** Selected passage follows **

Be explicit: Distinguish what you can move from what you cannot

Picture this: You want to book some time with a colleague. You head to your favorite calendar tool, create a new meeting, and invite them. You switch to the view showing their calendar to find the best slot, but it’s a sea of “busy” slots for the time being. It’s intimidating, and your only option is to reach out to discuss if anything can be moved to fit you in. It could be the CEO calendar, and that’s the way it is, or maybe not.

I used that approach for a while, years ago, and it resulted in too many conversations sucking up too much time compared to the return. At the time, it also served a reasonable purpose. I was unprotected, and I needed to build that protective shield. The method was drastic, but it solved the problem.

Since then, I switched to a different approach. I can group my planning into three buckets:

  1. Meetings with other people;
  2. Things I must work on when scheduled, and I should avoid delaying as much as possible;
  3. Things I should be working on, but I can either move later in the week or even postpone to a later time.

Meetings go on my primary calendar. The second group goes on my calendar, too, usually as focus time. Focus time is handy for that type of meeting because I can set a time slot to automatically decline meeting invitations.

The last group goes on a different calendar, the “Work planning” calendar, visible only to me.

People looking at my calendar will see busy slots from the first two groups and, many times, a decent amount of space to book additional stuff. When an invitation comes in, it goes on the primary calendar, and I reschedule what was on the “Work planning” calendar.

This approach addresses two concerns:

  1. It allows people to schedule because there will be available slots.
  2. It raises a conversation only if they really want a specific slot that I already allocated for something else.

Develop a system to detect how many unplanned things you’re taking on

As I said, every day, I have at least a 15-minute slot marked as “Inbox and ToDos.” Ideally, that should be it; I should be able to keep up with all that’s going on around me in those 75 minutes. Obviously, that’s rarely the case; I don’t live in a bubble with full control.

I do a simple, yet powerful, thing. I count those slots at the end of the week. Whenever I do something unplanned, e.g., review a pull request I wasn’t supposed to, I note it down on my calendar as a new “Inbox and ToDos” slot. At the end of the week, I count all those slots, and sometimes I realize that’s where my time evaporates.

It also tells me when I have the capacity to join another task force.

Develop a system to detect how much you’re drifting from the plan

Postponing things might be a problem. As such, we need to track how frequently that happens to determine its severity. Every Friday, I spend about 30 minutes planning the week after. While doing that, I look at how many things are already on the “Work planning” calendar. In an ideal world, there should be none, which means I postponed nothing. That’s not always the case, and when that happens, I get a sense of how much I’m saying yes to the unplanned. I note that down, and if it happens too frequently, I’ll try to understand why and how to course correct.

Learn to say no or not now

All that is not per se. It surfaces very well where my time goes. It helps in two ways:

  • It alleviates that feeling of “I have no idea what I did, and I feel I did nothing” that comes with doing too many small things scattered all over the place;
  • It tells me that I might not be saying enough nos.

It’s hard, but it’s a skill on its own. Start by having a conversation to help them determine the priority of their request. Most of the time, there is no urgency, and it can be scheduled for a later time. Over time, I also learned to say no; it doesn’t happen frequently, but sometimes it’s your only option.

Conclusion

Everyone might be facing similar problems, and sometimes it’s hard to determine whether what I described is the root cause. They mostly see, as I did, the symptoms, e.g., the productivity disruption, and their strategy, as mine was, could be to put in more hours. But that’s a vicious cycle that can only lead to burnout.

This article presents a different point of view and shares techniques that could help mitigate, if not resolve, many of the issues presented.

** End of Selected passage **
** Material supplied follows **

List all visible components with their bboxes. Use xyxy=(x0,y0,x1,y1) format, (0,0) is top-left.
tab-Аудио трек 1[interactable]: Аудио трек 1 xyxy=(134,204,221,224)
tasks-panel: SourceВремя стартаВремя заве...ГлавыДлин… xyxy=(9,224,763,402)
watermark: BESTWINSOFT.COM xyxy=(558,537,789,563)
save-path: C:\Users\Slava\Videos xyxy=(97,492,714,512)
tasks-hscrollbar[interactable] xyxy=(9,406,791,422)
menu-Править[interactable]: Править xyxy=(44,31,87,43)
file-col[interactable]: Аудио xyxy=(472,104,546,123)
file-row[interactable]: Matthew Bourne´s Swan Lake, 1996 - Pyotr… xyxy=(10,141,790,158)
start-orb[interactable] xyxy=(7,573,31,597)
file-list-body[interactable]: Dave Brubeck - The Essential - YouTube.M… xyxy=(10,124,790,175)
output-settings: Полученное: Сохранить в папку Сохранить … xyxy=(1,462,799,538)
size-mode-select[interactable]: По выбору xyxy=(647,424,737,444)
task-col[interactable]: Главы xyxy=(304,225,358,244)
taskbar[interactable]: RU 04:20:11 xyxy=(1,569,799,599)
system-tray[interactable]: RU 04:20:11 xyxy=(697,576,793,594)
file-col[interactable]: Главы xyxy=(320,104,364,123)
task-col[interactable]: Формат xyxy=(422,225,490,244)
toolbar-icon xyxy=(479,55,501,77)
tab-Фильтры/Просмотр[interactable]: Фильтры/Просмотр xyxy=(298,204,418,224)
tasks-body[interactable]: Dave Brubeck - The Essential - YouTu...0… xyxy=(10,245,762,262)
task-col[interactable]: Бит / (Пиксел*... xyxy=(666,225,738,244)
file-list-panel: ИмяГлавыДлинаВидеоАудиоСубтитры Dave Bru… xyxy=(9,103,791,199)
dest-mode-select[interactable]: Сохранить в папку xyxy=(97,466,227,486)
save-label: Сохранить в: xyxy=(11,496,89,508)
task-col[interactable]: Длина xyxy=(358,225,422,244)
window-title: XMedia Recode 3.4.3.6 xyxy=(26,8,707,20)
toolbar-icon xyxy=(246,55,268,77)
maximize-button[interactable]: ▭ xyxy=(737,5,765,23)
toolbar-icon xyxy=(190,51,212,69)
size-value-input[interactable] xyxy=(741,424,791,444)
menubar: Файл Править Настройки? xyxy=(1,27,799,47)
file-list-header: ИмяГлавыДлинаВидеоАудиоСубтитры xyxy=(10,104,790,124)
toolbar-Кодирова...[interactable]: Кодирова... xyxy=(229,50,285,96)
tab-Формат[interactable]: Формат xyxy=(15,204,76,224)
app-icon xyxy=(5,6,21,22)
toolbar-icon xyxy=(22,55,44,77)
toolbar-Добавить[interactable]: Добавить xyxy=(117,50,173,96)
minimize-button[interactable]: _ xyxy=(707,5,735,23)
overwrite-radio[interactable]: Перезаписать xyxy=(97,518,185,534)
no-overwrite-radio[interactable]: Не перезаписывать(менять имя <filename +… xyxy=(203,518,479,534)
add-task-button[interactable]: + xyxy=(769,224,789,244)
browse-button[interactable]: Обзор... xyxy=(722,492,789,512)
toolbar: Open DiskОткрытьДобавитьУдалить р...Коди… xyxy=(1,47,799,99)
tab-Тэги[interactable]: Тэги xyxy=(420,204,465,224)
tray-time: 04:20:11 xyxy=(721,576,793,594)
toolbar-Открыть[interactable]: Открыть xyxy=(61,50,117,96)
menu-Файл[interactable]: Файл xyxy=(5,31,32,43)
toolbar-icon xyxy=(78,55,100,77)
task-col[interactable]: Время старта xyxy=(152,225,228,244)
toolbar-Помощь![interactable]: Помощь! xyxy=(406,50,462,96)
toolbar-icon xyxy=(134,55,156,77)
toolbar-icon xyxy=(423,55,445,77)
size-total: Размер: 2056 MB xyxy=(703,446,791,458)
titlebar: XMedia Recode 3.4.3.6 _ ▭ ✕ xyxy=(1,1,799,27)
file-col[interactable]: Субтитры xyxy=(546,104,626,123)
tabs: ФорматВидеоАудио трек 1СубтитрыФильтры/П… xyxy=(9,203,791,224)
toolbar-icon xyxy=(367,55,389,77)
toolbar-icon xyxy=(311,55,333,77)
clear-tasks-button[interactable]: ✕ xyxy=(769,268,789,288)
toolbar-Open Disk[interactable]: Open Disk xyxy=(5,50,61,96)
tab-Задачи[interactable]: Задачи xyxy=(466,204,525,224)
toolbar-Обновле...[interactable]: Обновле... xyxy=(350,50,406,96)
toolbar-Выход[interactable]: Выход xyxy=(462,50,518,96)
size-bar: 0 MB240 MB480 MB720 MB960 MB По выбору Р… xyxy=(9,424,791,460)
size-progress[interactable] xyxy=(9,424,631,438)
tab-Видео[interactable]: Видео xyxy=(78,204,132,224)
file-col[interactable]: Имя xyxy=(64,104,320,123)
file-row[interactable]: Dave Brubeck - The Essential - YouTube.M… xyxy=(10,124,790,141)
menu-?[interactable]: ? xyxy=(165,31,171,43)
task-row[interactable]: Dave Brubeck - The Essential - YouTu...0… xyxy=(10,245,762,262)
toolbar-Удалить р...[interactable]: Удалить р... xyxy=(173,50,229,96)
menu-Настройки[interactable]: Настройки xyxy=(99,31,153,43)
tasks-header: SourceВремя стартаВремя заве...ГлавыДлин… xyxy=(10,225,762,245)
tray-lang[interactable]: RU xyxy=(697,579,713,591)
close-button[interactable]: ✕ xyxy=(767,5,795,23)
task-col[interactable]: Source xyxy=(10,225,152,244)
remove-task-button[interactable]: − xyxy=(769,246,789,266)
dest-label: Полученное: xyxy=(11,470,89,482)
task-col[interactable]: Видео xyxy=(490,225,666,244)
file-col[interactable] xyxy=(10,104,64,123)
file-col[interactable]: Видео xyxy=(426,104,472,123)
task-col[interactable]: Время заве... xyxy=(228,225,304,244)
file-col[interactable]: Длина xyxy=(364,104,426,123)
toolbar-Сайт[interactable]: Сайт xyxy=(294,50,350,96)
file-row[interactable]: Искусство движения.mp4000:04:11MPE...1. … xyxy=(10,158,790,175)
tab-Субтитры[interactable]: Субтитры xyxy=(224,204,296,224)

** End of Material supplied **

**Assignment A:**
In the calendar-planning text, how much time does the author spend each Friday planning the following week?
**Assignment B:**
Give every section heading that appears in the calendar-planning text.
The rows have nothing to do with the calendar-planning text.

**Reply A:**
About 30 minutes.

**Reply B:**
- Be explicit: Distinguish what you can move from what you cannot
- Develop a system to detect how many unplanned things you’re taking on
- Develop a system to detect how much you’re drifting from the plan
- Learn to say no or not now
- Conclusion